#### [PROVIDED DATA]

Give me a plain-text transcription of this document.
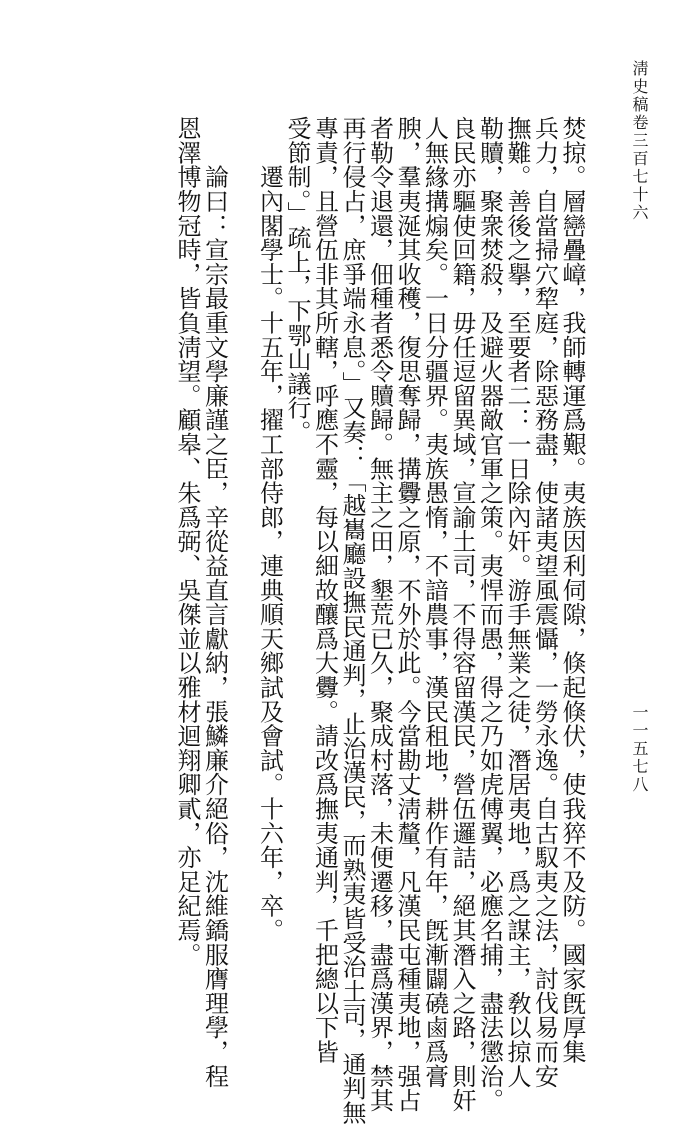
淸史稿卷三百七十六
一一五七八
焚掠。層巒疊嶂，我師轉運爲艱。夷族因利伺隙，倏起倏伏，使我猝不及防。國家旣厚集
兵力，自當掃穴犂庭，除惡務盡，使諸夷望風震懾，一勞永逸。自古馭夷之法，討伐易而安
撫難。善後之擧，至要者二：一日除內奸。游手無業之徒，潛居夷地，爲之謀主，敎以掠人
勒贖，聚衆焚殺，及避火器敵官軍之策。夷悍而愚，得之乃如虎傅翼，必應名捕，盡法懲治。
良民亦驅使回籍，毋任逗留異域，宣諭土司，不得容留漢民，營伍邏詰，絕其潛入之路，則奸
人無緣搆煽矣。一日分疆界。夷族愚惰，不諳農事，漢民租地，耕作有年，旣漸闢磽鹵爲膏
腴，羣夷涎其收穫，復思奪歸，搆釁之原，不外於此。今當勘丈淸釐，凡漢民屯種夷地，强占
者勒令退還，佃種者悉令贖歸。無主之田，墾荒已久，聚成村落，未便遷移，盡爲漢界，禁其
再行侵占，庶爭端永息。」又奏：「越巂廳設撫民通判，止治漢民，而熟夷皆受治土司，通判無
專責，且營伍非其所轄，呼應不靈，每以細故釀爲大釁。請改爲撫夷通判，千把總以下皆
受節制。」疏上，下鄂山議行。
　　遷內閣學士。十五年，擢工部侍郎，連典順天鄉試及會試。十六年，卒。
　　論曰：宣宗最重文學廉謹之臣，辛從益直言獻納，張鱗廉介絕俗，沈維鐈服膺理學，程
恩澤博物冠時，皆負淸望。顧皋、朱爲弼、吳傑並以雅材迴翔卿貳，亦足紀焉。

#### [EXERCISE]
Repeat the listing in full and exactly. Do not include any images.

#### [RESPONSE TO THIS TASK]
Give me a plain-text transcription of this document.
淸史稿卷三百七十六
一一五七八
焚掠。層巒疊嶂，我師轉運爲艱。夷族因利伺隙，倏起倏伏，使我猝不及防。國家旣厚集
兵力，自當掃穴犂庭，除惡務盡，使諸夷望風震懾，一勞永逸。自古馭夷之法，討伐易而安
撫難。善後之擧，至要者二：一日除內奸。游手無業之徒，潛居夷地，爲之謀主，敎以掠人
勒贖，聚衆焚殺，及避火器敵官軍之策。夷悍而愚，得之乃如虎傅翼，必應名捕，盡法懲治。
良民亦驅使回籍，毋任逗留異域，宣諭土司，不得容留漢民，營伍邏詰，絕其潛入之路，則奸
人無緣搆煽矣。一日分疆界。夷族愚惰，不諳農事，漢民租地，耕作有年，旣漸闢磽鹵爲膏
腴，羣夷涎其收穫，復思奪歸，搆釁之原，不外於此。今當勘丈淸釐，凡漢民屯種夷地，强占
者勒令退還，佃種者悉令贖歸。無主之田，墾荒已久，聚成村落，未便遷移，盡爲漢界，禁其
再行侵占，庶爭端永息。」又奏：「越巂廳設撫民通判，止治漢民，而熟夷皆受治土司，通判無
專責，且營伍非其所轄，呼應不靈，每以細故釀爲大釁。請改爲撫夷通判，千把總以下皆
受節制。」疏上，下鄂山議行。
　　遷內閣學士。十五年，擢工部侍郎，連典順天鄉試及會試。十六年，卒。
　　論曰：宣宗最重文學廉謹之臣，辛從益直言獻納，張鱗廉介絕俗，沈維鐈服膺理學，程
恩澤博物冠時，皆負淸望。顧皋、朱爲弼、吳傑並以雅材迴翔卿貳，亦足紀焉。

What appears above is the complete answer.